**Work instructions**:
Write down every entry below once more, exactly.

Saved data entries:

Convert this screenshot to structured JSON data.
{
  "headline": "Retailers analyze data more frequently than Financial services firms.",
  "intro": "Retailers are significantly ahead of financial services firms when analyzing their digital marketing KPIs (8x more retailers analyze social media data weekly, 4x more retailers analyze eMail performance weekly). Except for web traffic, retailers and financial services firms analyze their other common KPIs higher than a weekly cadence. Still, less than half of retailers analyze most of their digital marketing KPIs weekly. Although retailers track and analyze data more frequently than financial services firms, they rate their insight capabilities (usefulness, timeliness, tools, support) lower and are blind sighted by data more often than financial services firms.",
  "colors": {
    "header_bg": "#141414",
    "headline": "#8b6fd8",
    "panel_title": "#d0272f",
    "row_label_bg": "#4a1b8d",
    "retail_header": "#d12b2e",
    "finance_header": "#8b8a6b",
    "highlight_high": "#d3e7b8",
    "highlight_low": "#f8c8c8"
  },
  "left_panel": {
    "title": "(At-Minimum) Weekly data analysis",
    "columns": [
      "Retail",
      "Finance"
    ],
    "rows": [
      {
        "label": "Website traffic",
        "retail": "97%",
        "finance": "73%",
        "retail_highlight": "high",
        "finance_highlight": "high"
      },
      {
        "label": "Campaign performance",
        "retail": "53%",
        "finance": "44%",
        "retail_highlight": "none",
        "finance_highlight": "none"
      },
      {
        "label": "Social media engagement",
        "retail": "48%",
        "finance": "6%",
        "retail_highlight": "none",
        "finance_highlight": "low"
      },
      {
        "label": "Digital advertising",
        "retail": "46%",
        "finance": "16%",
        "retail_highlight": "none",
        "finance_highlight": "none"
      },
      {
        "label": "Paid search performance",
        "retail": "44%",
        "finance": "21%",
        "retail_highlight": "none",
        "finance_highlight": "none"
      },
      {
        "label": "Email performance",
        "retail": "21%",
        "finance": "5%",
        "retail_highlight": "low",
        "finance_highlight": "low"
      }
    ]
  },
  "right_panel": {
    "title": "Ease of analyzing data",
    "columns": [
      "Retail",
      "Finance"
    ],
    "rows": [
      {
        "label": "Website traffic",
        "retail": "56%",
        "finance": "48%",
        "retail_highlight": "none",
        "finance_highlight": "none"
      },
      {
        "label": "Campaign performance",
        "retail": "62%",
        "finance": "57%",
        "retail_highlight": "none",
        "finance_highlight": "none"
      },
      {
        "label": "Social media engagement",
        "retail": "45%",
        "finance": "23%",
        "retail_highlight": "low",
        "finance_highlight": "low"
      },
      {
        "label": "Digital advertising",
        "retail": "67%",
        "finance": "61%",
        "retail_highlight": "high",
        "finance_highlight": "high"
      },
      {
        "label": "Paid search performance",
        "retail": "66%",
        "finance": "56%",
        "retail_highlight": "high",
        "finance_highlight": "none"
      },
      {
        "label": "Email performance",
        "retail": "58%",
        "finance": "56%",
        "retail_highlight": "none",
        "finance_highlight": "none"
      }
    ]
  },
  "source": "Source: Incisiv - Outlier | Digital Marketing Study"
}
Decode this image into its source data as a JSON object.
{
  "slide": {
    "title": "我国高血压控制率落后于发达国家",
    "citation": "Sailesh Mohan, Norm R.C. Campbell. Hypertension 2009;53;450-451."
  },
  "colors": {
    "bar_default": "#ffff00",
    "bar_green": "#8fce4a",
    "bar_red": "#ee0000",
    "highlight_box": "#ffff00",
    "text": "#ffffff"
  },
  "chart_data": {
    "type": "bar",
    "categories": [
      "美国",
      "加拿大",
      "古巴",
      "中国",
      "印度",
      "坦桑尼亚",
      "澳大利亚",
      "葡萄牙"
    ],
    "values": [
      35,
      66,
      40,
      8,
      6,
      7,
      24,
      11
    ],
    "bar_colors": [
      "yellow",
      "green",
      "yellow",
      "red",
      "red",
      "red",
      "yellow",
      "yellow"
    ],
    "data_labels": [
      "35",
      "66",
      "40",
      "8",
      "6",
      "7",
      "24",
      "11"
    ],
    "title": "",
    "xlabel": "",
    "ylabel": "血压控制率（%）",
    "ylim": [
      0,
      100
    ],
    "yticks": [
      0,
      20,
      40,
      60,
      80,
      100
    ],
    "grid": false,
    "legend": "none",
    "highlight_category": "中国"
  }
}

**Answer below**:
Convert this screenshot to structured JSON data.
{
  "headline": "Retailers analyze data more frequently than Financial services firms.",
  "intro": "Retailers are significantly ahead of financial services firms when analyzing their digital marketing KPIs (8x more retailers analyze social media data weekly, 4x more retailers analyze eMail performance weekly). Except for web traffic, retailers and financial services firms analyze their other common KPIs higher than a weekly cadence. Still, less than half of retailers analyze most of their digital marketing KPIs weekly. Although retailers track and analyze data more frequently than financial services firms, they rate their insight capabilities (usefulness, timeliness, tools, support) lower and are blind sighted by data more often than financial services firms.",
  "colors": {
    "header_bg": "#141414",
    "headline": "#8b6fd8",
    "panel_title": "#d0272f",
    "row_label_bg": "#4a1b8d",
    "retail_header": "#d12b2e",
    "finance_header": "#8b8a6b",
    "highlight_high": "#d3e7b8",
    "highlight_low": "#f8c8c8"
  },
  "left_panel": {
    "title": "(At-Minimum) Weekly data analysis",
    "columns": [
      "Retail",
      "Finance"
    ],
    "rows": [
      {
        "label": "Website traffic",
        "retail": "97%",
        "finance": "73%",
        "retail_highlight": "high",
        "finance_highlight": "high"
      },
      {
        "label": "Campaign performance",
        "retail": "53%",
        "finance": "44%",
        "retail_highlight": "none",
        "finance_highlight": "none"
      },
      {
        "label": "Social media engagement",
        "retail": "48%",
        "finance": "6%",
        "retail_highlight": "none",
        "finance_highlight": "low"
      },
      {
        "label": "Digital advertising",
        "retail": "46%",
        "finance": "16%",
        "retail_highlight": "none",
        "finance_highlight": "none"
      },
      {
        "label": "Paid search performance",
        "retail": "44%",
        "finance": "21%",
        "retail_highlight": "none",
        "finance_highlight": "none"
      },
      {
        "label": "Email performance",
        "retail": "21%",
        "finance": "5%",
        "retail_highlight": "low",
        "finance_highlight": "low"
      }
    ]
  },
  "right_panel": {
    "title": "Ease of analyzing data",
    "columns": [
      "Retail",
      "Finance"
    ],
    "rows": [
      {
        "label": "Website traffic",
        "retail": "56%",
        "finance": "48%",
        "retail_highlight": "none",
        "finance_highlight": "none"
      },
      {
        "label": "Campaign performance",
        "retail": "62%",
        "finance": "57%",
        "retail_highlight": "none",
        "finance_highlight": "none"
      },
      {
        "label": "Social media engagement",
        "retail": "45%",
        "finance": "23%",
        "retail_highlight": "low",
        "finance_highlight": "low"
      },
      {
        "label": "Digital advertising",
        "retail": "67%",
        "finance": "61%",
        "retail_highlight": "high",
        "finance_highlight": "high"
      },
      {
        "label": "Paid search performance",
        "retail": "66%",
        "finance": "56%",
        "retail_highlight": "high",
        "finance_highlight": "none"
      },
      {
        "label": "Email performance",
        "retail": "58%",
        "finance": "56%",
        "retail_highlight": "none",
        "finance_highlight": "none"
      }
    ]
  },
  "source": "Source: Incisiv - Outlier | Digital Marketing Study"
}
Decode this image into its source data as a JSON object.
{
  "slide": {
    "title": "我国高血压控制率落后于发达国家",
    "citation": "Sailesh Mohan, Norm R.C. Campbell. Hypertension 2009;53;450-451."
  },
  "colors": {
    "bar_default": "#ffff00",
    "bar_green": "#8fce4a",
    "bar_red": "#ee0000",
    "highlight_box": "#ffff00",
    "text": "#ffffff"
  },
  "chart_data": {
    "type": "bar",
    "categories": [
      "美国",
      "加拿大",
      "古巴",
      "中国",
      "印度",
      "坦桑尼亚",
      "澳大利亚",
      "葡萄牙"
    ],
    "values": [
      35,
      66,
      40,
      8,
      6,
      7,
      24,
      11
    ],
    "bar_colors": [
      "yellow",
      "green",
      "yellow",
      "red",
      "red",
      "red",
      "yellow",
      "yellow"
    ],
    "data_labels": [
      "35",
      "66",
      "40",
      "8",
      "6",
      "7",
      "24",
      "11"
    ],
    "title": "",
    "xlabel": "",
    "ylabel": "血压控制率（%）",
    "ylim": [
      0,
      100
    ],
    "yticks": [
      0,
      20,
      40,
      60,
      80,
      100
    ],
    "grid": false,
    "legend": "none",
    "highlight_category": "中国"
  }
}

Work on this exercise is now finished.